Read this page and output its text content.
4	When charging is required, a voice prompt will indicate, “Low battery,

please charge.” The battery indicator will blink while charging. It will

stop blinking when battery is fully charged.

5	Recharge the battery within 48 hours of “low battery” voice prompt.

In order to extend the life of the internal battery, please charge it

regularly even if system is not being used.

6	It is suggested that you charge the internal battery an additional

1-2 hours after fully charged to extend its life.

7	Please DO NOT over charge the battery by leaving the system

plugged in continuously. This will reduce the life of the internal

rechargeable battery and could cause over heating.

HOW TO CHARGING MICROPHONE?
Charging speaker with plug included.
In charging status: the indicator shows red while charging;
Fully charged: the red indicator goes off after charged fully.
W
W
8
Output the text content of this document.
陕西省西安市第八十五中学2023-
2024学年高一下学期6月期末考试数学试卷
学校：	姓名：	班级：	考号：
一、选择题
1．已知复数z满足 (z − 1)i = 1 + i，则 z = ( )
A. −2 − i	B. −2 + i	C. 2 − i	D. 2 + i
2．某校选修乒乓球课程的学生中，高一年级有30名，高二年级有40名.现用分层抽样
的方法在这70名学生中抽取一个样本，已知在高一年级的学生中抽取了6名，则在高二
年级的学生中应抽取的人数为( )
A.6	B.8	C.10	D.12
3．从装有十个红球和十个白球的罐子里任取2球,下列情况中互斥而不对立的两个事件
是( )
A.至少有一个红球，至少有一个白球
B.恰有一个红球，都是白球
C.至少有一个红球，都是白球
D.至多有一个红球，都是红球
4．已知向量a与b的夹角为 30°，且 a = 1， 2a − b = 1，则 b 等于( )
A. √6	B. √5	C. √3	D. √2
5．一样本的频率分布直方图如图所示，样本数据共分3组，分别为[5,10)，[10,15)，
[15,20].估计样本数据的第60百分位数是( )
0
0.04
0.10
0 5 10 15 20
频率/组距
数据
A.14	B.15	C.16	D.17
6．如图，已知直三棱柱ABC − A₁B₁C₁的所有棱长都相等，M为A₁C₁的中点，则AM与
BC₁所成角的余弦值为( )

▶ **Given exercise**: Track down the lines that include the word "text" and copy them.

▶ **Output below**:
Read this page and output its text content.
Output the text content of this document.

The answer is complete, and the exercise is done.